**EXERCISE TASK**
Leave out the pictures and return every entry exactly as it appears.
-------- DATA FOR THE TASK --------
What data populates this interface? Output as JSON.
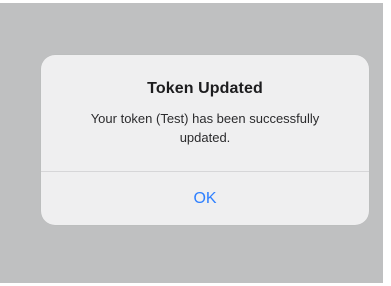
{
  "alert": {
    "title": "Token Updated",
    "message": "Your token (Test) has been successfully updated.",
    "ok_label": "OK"
  },
  "colors": {
    "backdrop": "#bfc0c1",
    "dialog": "#efeff0",
    "accent": "#2f80ff"
  }
}
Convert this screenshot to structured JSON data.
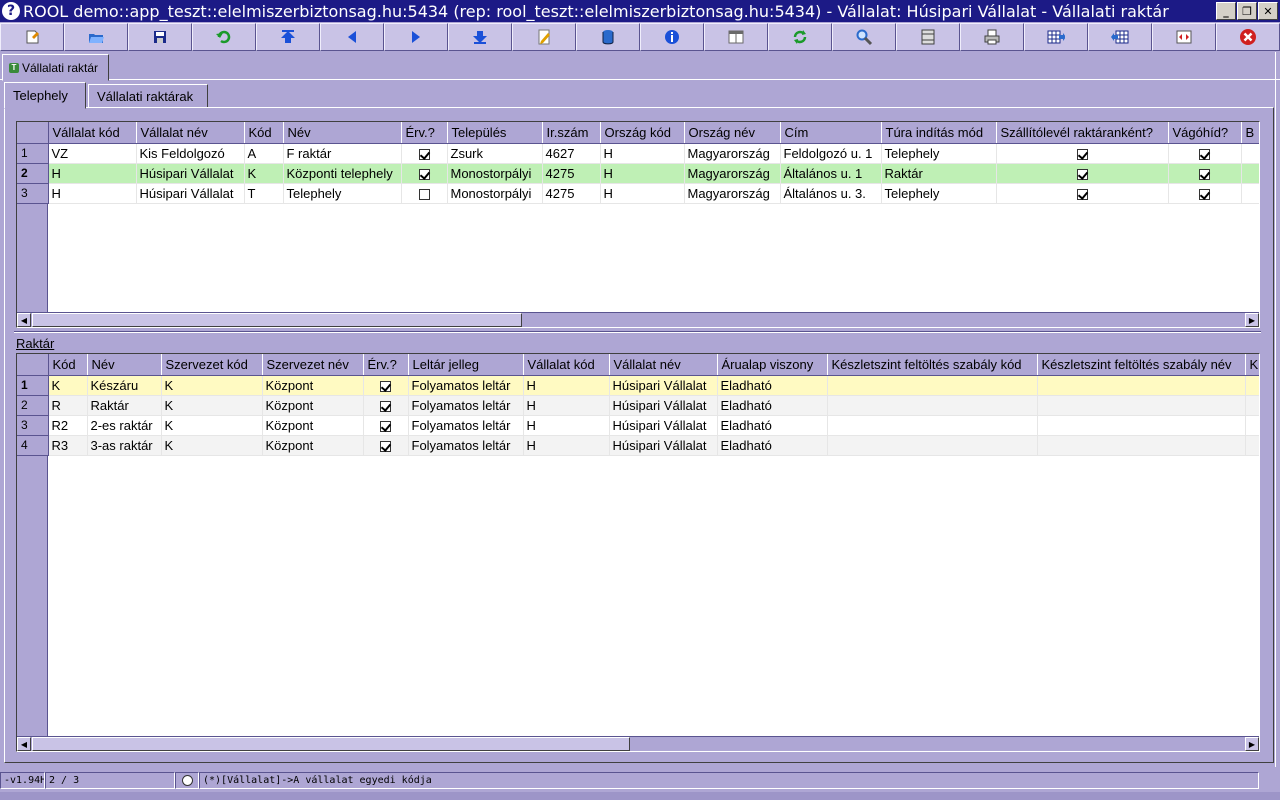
--------
**ANSWER**
What data populates this interface? Output as JSON.
{
  "alert": {
    "title": "Token Updated",
    "message": "Your token (Test) has been successfully updated.",
    "ok_label": "OK"
  },
  "colors": {
    "backdrop": "#bfc0c1",
    "dialog": "#efeff0",
    "accent": "#2f80ff"
  }
}
Convert this screenshot to structured JSON data.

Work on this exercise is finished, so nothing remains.